Task: Locate each line with the string "국민의힘" in the listing below and copy it.

Supplied data:
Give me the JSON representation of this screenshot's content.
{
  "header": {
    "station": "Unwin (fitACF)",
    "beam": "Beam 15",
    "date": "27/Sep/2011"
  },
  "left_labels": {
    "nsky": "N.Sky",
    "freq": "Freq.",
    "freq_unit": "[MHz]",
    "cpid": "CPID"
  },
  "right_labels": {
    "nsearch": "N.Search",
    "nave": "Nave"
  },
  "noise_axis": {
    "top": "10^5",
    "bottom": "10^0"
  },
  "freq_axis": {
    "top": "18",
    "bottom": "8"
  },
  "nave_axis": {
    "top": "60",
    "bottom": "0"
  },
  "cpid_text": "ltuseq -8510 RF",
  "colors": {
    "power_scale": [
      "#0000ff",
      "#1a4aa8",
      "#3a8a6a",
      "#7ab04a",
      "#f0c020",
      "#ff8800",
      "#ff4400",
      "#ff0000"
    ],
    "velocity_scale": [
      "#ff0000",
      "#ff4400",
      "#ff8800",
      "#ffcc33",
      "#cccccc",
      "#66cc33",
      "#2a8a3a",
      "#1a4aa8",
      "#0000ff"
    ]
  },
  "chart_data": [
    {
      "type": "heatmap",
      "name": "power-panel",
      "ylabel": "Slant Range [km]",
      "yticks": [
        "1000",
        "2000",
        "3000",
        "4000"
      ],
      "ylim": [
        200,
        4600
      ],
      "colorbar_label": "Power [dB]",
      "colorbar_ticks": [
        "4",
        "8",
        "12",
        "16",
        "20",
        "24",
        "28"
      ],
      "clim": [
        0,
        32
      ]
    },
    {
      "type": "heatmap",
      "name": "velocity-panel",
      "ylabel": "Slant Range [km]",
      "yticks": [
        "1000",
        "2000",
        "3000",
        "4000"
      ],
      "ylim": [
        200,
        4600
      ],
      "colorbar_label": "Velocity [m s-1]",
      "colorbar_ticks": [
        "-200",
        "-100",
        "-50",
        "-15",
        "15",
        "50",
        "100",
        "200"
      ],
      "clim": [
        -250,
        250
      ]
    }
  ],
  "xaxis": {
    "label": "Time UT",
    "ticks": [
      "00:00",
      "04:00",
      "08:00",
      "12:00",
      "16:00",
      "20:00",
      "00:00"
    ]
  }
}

---

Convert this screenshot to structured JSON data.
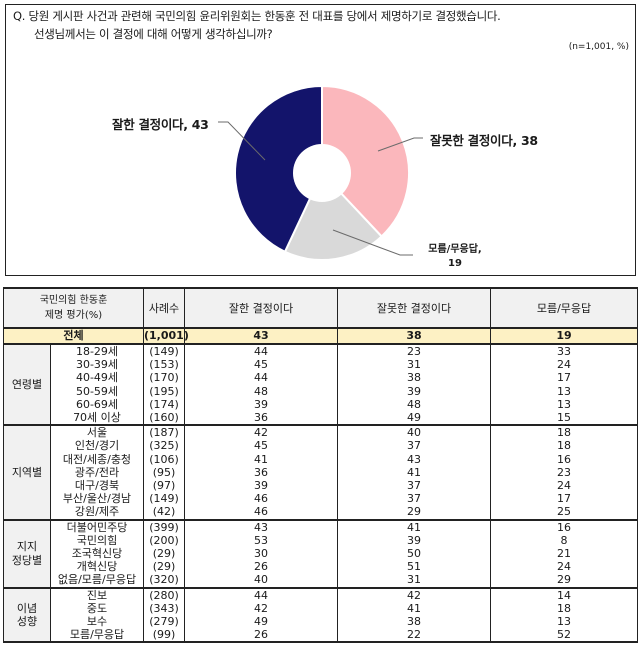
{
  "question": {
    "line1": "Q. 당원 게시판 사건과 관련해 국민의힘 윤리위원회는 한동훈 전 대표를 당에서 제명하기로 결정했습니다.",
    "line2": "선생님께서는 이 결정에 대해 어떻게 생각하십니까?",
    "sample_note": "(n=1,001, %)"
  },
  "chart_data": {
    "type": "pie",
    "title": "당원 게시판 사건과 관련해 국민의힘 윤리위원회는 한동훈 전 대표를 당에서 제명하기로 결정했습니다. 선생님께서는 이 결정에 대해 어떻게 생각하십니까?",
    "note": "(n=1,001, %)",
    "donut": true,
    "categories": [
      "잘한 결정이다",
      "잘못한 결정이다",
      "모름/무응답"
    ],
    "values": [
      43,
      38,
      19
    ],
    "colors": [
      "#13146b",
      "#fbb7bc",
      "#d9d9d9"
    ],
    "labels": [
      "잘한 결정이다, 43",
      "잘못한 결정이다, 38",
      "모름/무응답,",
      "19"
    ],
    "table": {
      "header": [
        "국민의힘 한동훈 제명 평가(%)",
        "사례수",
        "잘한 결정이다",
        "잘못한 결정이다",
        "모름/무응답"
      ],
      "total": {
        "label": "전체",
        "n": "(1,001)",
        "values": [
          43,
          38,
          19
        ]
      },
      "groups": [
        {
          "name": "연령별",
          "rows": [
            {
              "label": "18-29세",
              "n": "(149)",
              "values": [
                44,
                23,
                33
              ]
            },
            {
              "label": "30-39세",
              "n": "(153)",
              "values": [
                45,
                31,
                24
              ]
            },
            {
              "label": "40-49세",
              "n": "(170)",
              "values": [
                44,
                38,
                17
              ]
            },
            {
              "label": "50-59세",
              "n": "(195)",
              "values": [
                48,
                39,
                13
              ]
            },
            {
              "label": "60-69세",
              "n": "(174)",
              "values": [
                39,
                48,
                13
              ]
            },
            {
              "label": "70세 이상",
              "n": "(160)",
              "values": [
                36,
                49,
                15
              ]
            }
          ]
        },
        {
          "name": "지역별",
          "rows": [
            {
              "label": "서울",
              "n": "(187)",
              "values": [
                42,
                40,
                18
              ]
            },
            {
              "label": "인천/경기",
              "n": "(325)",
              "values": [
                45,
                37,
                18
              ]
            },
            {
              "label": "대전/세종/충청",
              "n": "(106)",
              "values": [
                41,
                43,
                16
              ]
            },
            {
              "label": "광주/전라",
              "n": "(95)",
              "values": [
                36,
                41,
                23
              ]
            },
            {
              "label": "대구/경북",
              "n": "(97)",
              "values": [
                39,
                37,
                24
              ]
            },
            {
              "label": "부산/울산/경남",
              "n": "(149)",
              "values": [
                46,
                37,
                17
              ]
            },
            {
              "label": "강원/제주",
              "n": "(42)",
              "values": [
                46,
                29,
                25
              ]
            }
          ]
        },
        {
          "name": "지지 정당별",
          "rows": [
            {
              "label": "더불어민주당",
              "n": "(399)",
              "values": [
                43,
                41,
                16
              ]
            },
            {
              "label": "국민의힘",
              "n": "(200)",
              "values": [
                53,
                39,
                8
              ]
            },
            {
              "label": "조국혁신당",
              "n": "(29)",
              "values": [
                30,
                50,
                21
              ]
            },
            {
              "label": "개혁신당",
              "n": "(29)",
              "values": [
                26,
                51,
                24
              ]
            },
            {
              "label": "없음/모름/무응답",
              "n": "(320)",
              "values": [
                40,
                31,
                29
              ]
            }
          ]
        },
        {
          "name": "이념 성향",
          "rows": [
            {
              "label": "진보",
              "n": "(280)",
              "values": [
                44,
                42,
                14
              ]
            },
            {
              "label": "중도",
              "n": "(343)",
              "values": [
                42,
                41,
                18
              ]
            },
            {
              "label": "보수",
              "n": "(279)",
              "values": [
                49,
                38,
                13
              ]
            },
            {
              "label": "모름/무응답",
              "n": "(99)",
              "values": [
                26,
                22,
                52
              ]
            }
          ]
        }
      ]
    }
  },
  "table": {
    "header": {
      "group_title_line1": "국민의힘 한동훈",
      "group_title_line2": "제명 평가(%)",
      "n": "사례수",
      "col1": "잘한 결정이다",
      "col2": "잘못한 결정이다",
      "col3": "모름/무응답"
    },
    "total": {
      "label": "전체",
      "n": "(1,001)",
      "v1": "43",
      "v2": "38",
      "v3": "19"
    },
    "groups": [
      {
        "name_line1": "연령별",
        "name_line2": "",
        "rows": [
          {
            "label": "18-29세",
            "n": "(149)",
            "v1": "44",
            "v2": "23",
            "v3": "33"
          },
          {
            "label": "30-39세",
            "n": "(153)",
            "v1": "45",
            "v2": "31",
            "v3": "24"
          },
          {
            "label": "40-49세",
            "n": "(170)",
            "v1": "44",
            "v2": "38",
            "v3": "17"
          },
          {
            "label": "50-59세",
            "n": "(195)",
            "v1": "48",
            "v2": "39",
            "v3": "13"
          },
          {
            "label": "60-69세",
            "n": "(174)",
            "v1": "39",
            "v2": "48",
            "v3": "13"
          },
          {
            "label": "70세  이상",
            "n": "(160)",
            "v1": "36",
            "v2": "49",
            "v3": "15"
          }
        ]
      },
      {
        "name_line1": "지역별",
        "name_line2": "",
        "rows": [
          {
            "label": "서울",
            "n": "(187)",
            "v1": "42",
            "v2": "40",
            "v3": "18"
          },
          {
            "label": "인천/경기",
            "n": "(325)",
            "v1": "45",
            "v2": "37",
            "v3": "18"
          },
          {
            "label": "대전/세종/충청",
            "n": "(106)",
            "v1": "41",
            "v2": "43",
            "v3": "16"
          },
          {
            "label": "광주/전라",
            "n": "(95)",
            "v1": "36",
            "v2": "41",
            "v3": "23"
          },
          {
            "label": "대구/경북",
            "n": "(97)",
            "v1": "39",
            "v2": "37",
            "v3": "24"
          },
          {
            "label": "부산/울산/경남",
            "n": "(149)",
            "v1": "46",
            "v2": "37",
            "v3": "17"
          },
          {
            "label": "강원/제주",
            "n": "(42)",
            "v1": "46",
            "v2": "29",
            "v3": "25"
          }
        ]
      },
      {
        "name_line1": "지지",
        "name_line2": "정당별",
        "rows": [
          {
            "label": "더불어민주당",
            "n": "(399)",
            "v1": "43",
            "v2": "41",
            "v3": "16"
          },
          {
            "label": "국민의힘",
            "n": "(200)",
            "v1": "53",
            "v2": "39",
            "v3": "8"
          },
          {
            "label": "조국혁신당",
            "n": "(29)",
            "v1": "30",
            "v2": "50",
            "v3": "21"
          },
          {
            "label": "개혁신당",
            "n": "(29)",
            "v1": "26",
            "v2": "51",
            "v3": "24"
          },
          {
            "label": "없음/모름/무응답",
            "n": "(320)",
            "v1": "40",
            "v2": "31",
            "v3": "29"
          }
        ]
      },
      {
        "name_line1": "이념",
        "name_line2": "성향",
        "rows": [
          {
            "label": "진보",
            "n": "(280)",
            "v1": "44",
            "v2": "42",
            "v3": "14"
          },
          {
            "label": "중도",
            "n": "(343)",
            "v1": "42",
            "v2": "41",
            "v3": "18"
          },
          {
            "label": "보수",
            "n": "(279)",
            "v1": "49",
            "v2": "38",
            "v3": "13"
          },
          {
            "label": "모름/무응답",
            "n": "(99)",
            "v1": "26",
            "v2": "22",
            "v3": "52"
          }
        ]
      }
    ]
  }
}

Solution to the problem:
    "line1": "Q. 당원 게시판 사건과 관련해 국민의힘 윤리위원회는 한동훈 전 대표를 당에서 제명하기로 결정했습니다.",
    "title": "당원 게시판 사건과 관련해 국민의힘 윤리위원회는 한동훈 전 대표를 당에서 제명하기로 결정했습니다. 선생님께서는 이 결정에 대해 어떻게 생각하십니까?",
        "국민의힘 한동훈 제명 평가(%)",
              "label": "국민의힘",
      "group_title_line1": "국민의힘 한동훈",
            "label": "국민의힘",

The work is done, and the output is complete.